--- WHAT NEEDS TO BE DONE ---
Write out the entries verbatim and leave the images out of the copy.

--- AVAILABLE RECORDS ---
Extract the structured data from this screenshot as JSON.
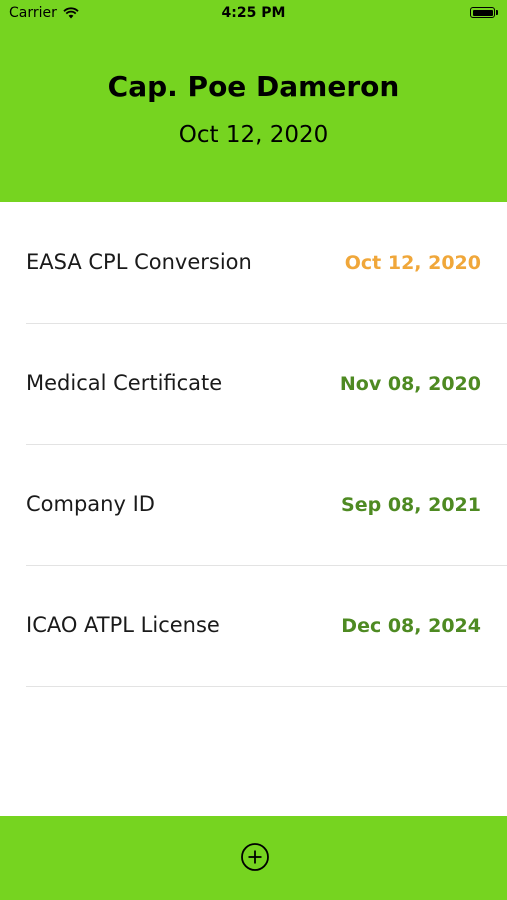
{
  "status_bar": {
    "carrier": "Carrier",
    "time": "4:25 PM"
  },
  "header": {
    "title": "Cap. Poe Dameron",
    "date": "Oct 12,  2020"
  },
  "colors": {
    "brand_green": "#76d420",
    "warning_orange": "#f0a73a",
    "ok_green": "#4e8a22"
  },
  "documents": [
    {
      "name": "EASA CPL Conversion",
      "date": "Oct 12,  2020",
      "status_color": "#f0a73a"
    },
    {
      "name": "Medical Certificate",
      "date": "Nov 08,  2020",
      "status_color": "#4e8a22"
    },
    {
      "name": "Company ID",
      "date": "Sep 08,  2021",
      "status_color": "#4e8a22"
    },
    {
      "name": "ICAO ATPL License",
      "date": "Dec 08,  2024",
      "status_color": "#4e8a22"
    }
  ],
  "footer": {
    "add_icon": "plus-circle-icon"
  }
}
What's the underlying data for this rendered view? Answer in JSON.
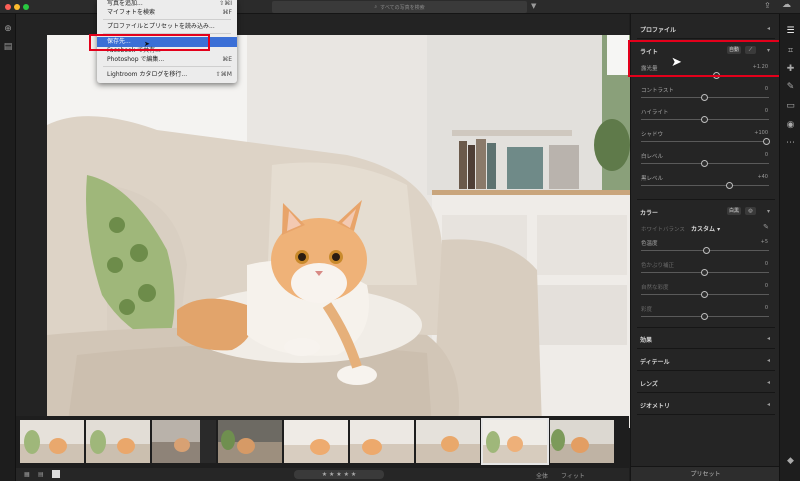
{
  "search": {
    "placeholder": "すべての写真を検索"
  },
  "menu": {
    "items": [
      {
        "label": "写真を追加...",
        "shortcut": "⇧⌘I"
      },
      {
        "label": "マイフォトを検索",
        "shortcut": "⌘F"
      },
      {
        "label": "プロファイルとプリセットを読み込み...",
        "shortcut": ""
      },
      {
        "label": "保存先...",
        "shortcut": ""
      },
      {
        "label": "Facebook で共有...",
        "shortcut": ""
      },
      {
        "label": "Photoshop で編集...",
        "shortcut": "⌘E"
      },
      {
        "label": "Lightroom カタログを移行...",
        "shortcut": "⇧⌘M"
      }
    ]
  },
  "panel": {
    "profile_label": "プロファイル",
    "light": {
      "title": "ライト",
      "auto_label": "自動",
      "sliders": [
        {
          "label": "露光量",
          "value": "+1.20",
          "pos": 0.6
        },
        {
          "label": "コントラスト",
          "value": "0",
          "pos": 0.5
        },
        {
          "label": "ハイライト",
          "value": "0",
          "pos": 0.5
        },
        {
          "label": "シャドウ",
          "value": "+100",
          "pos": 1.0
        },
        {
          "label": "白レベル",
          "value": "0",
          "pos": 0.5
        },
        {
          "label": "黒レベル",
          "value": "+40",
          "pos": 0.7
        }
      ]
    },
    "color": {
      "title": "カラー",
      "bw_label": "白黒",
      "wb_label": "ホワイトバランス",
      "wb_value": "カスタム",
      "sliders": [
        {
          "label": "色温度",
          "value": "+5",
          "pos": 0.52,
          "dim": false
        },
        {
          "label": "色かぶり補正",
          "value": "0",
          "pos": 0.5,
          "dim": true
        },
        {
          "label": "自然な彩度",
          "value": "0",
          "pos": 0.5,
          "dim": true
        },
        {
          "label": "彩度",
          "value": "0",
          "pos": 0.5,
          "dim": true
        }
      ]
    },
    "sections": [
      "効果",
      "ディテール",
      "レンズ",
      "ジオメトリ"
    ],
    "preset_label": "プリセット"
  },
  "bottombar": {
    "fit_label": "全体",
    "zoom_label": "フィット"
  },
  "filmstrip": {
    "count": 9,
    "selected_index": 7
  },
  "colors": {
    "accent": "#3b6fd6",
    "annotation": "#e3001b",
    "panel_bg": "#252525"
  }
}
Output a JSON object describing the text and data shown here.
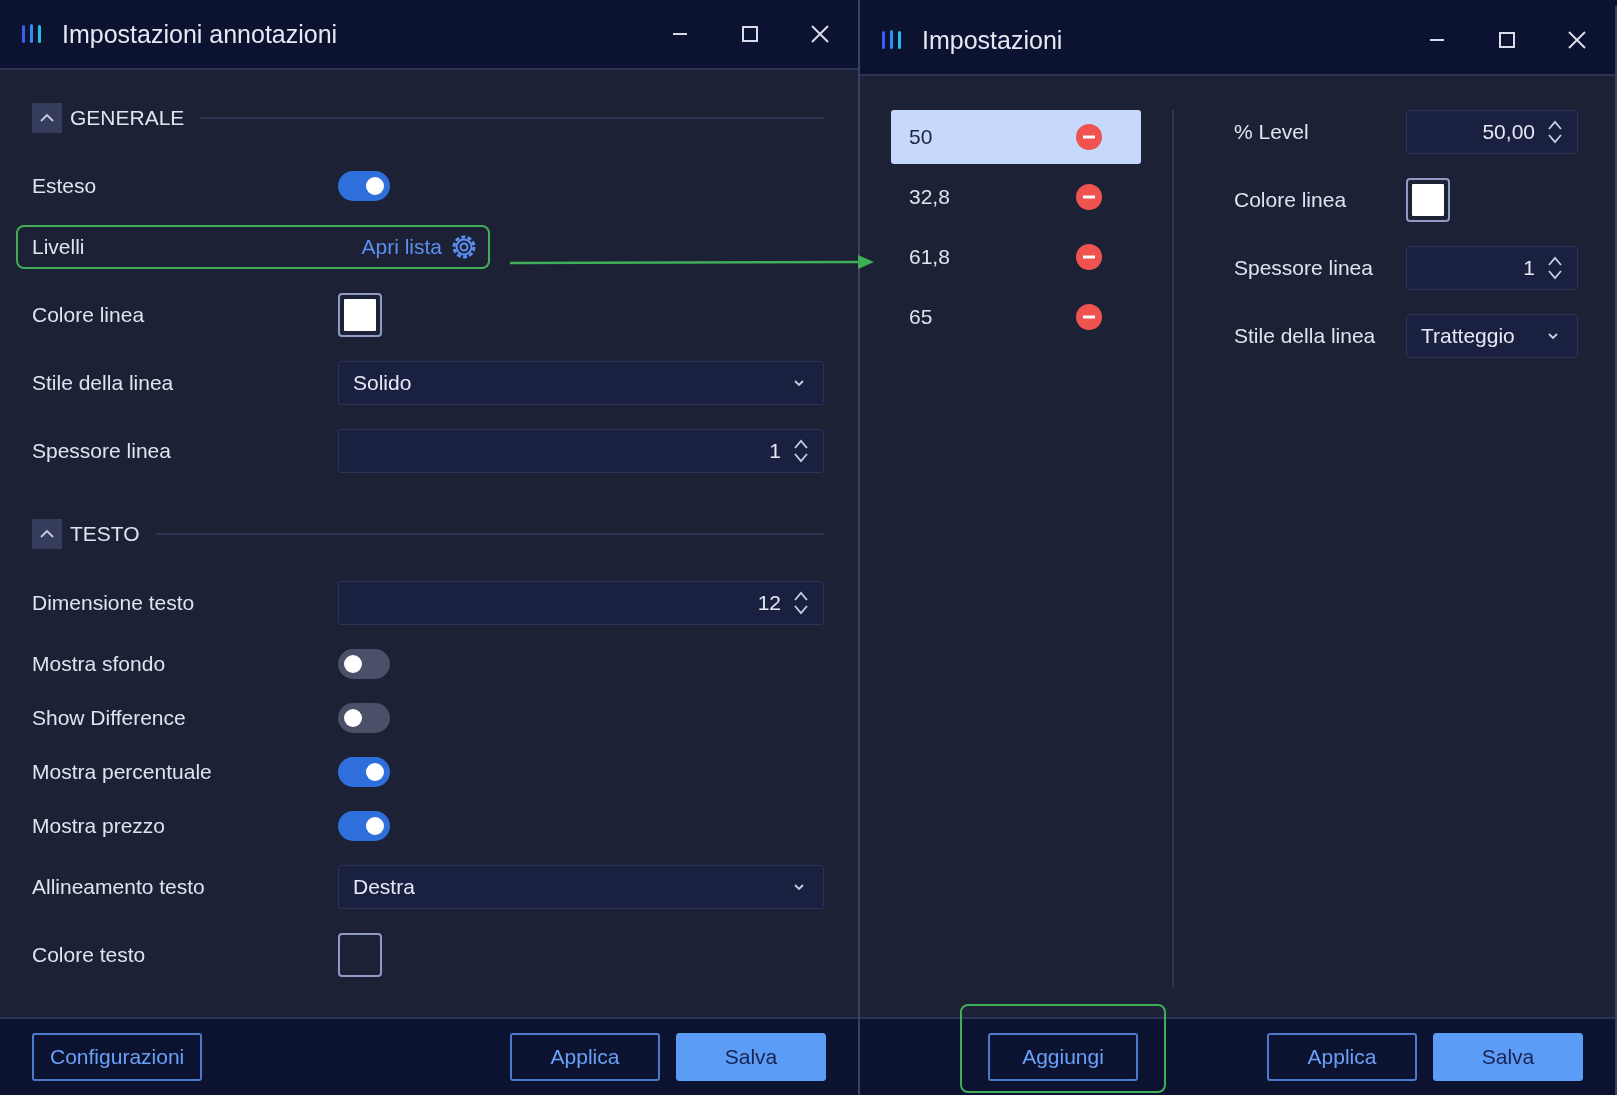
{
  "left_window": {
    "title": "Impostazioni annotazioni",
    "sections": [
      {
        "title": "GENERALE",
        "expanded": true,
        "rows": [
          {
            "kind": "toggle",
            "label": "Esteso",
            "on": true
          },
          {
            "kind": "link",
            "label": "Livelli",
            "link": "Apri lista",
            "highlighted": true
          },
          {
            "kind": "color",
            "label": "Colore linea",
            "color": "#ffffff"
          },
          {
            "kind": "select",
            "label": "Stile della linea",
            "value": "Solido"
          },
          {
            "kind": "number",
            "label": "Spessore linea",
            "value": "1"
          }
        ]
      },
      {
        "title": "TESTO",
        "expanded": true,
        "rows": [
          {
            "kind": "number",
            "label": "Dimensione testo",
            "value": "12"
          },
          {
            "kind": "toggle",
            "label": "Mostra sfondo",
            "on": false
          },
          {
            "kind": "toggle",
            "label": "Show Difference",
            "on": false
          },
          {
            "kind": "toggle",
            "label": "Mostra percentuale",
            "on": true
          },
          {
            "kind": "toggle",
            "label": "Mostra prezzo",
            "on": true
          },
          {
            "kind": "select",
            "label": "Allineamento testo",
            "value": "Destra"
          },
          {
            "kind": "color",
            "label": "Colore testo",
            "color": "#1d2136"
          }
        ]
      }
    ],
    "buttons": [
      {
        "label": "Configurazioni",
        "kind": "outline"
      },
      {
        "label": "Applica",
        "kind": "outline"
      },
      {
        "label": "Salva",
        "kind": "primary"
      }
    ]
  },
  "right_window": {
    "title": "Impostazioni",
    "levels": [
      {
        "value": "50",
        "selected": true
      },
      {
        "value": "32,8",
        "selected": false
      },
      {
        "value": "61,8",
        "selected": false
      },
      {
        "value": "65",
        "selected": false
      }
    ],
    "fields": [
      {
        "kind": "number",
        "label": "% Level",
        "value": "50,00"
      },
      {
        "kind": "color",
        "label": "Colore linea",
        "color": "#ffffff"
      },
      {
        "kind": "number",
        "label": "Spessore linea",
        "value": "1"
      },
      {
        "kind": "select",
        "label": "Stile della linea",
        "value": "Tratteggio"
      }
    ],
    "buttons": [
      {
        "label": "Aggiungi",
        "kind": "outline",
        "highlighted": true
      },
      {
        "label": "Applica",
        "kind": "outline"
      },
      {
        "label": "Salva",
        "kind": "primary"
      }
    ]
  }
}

--- SOLUTION TO THIS PROBLEM ---
Extract the structured data from this screenshot as JSON.
{
  "status_bar": {
    "carrier": "Carrier",
    "time": "4:25 PM"
  },
  "header": {
    "title": "Cap. Poe Dameron",
    "date": "Oct 12,  2020"
  },
  "colors": {
    "brand_green": "#76d420",
    "warning_orange": "#f0a73a",
    "ok_green": "#4e8a22"
  },
  "documents": [
    {
      "name": "EASA CPL Conversion",
      "date": "Oct 12,  2020",
      "status_color": "#f0a73a"
    },
    {
      "name": "Medical Certificate",
      "date": "Nov 08,  2020",
      "status_color": "#4e8a22"
    },
    {
      "name": "Company ID",
      "date": "Sep 08,  2021",
      "status_color": "#4e8a22"
    },
    {
      "name": "ICAO ATPL License",
      "date": "Dec 08,  2024",
      "status_color": "#4e8a22"
    }
  ],
  "footer": {
    "add_icon": "plus-circle-icon"
  }
}
What's the underlying data for this rendered view? Answer in JSON.
{
  "search": {
    "placeholder": "すべての写真を検索"
  },
  "menu": {
    "items": [
      {
        "label": "写真を追加...",
        "shortcut": "⇧⌘I"
      },
      {
        "label": "マイフォトを検索",
        "shortcut": "⌘F"
      },
      {
        "label": "プロファイルとプリセットを読み込み...",
        "shortcut": ""
      },
      {
        "label": "保存先...",
        "shortcut": ""
      },
      {
        "label": "Facebook で共有...",
        "shortcut": ""
      },
      {
        "label": "Photoshop で編集...",
        "shortcut": "⌘E"
      },
      {
        "label": "Lightroom カタログを移行...",
        "shortcut": "⇧⌘M"
      }
    ]
  },
  "panel": {
    "profile_label": "プロファイル",
    "light": {
      "title": "ライト",
      "auto_label": "自動",
      "sliders": [
        {
          "label": "露光量",
          "value": "+1.20",
          "pos": 0.6
        },
        {
          "label": "コントラスト",
          "value": "0",
          "pos": 0.5
        },
        {
          "label": "ハイライト",
          "value": "0",
          "pos": 0.5
        },
        {
          "label": "シャドウ",
          "value": "+100",
          "pos": 1.0
        },
        {
          "label": "白レベル",
          "value": "0",
          "pos": 0.5
        },
        {
          "label": "黒レベル",
          "value": "+40",
          "pos": 0.7
        }
      ]
    },
    "color": {
      "title": "カラー",
      "bw_label": "白黒",
      "wb_label": "ホワイトバランス",
      "wb_value": "カスタム",
      "sliders": [
        {
          "label": "色温度",
          "value": "+5",
          "pos": 0.52,
          "dim": false
        },
        {
          "label": "色かぶり補正",
          "value": "0",
          "pos": 0.5,
          "dim": true
        },
        {
          "label": "自然な彩度",
          "value": "0",
          "pos": 0.5,
          "dim": true
        },
        {
          "label": "彩度",
          "value": "0",
          "pos": 0.5,
          "dim": true
        }
      ]
    },
    "sections": [
      "効果",
      "ディテール",
      "レンズ",
      "ジオメトリ"
    ],
    "preset_label": "プリセット"
  },
  "bottombar": {
    "fit_label": "全体",
    "zoom_label": "フィット"
  },
  "filmstrip": {
    "count": 9,
    "selected_index": 7
  },
  "colors": {
    "accent": "#3b6fd6",
    "annotation": "#e3001b",
    "panel_bg": "#252525"
  }
}
Output a JSON object describing the text and data shown here.
{
  "left_window": {
    "title": "Impostazioni annotazioni",
    "sections": [
      {
        "title": "GENERALE",
        "expanded": true,
        "rows": [
          {
            "kind": "toggle",
            "label": "Esteso",
            "on": true
          },
          {
            "kind": "link",
            "label": "Livelli",
            "link": "Apri lista",
            "highlighted": true
          },
          {
            "kind": "color",
            "label": "Colore linea",
            "color": "#ffffff"
          },
          {
            "kind": "select",
            "label": "Stile della linea",
            "value": "Solido"
          },
          {
            "kind": "number",
            "label": "Spessore linea",
            "value": "1"
          }
        ]
      },
      {
        "title": "TESTO",
        "expanded": true,
        "rows": [
          {
            "kind": "number",
            "label": "Dimensione testo",
            "value": "12"
          },
          {
            "kind": "toggle",
            "label": "Mostra sfondo",
            "on": false
          },
          {
            "kind": "toggle",
            "label": "Show Difference",
            "on": false
          },
          {
            "kind": "toggle",
            "label": "Mostra percentuale",
            "on": true
          },
          {
            "kind": "toggle",
            "label": "Mostra prezzo",
            "on": true
          },
          {
            "kind": "select",
            "label": "Allineamento testo",
            "value": "Destra"
          },
          {
            "kind": "color",
            "label": "Colore testo",
            "color": "#1d2136"
          }
        ]
      }
    ],
    "buttons": [
      {
        "label": "Configurazioni",
        "kind": "outline"
      },
      {
        "label": "Applica",
        "kind": "outline"
      },
      {
        "label": "Salva",
        "kind": "primary"
      }
    ]
  },
  "right_window": {
    "title": "Impostazioni",
    "levels": [
      {
        "value": "50",
        "selected": true
      },
      {
        "value": "32,8",
        "selected": false
      },
      {
        "value": "61,8",
        "selected": false
      },
      {
        "value": "65",
        "selected": false
      }
    ],
    "fields": [
      {
        "kind": "number",
        "label": "% Level",
        "value": "50,00"
      },
      {
        "kind": "color",
        "label": "Colore linea",
        "color": "#ffffff"
      },
      {
        "kind": "number",
        "label": "Spessore linea",
        "value": "1"
      },
      {
        "kind": "select",
        "label": "Stile della linea",
        "value": "Tratteggio"
      }
    ],
    "buttons": [
      {
        "label": "Aggiungi",
        "kind": "outline",
        "highlighted": true
      },
      {
        "label": "Applica",
        "kind": "outline"
      },
      {
        "label": "Salva",
        "kind": "primary"
      }
    ]
  }
}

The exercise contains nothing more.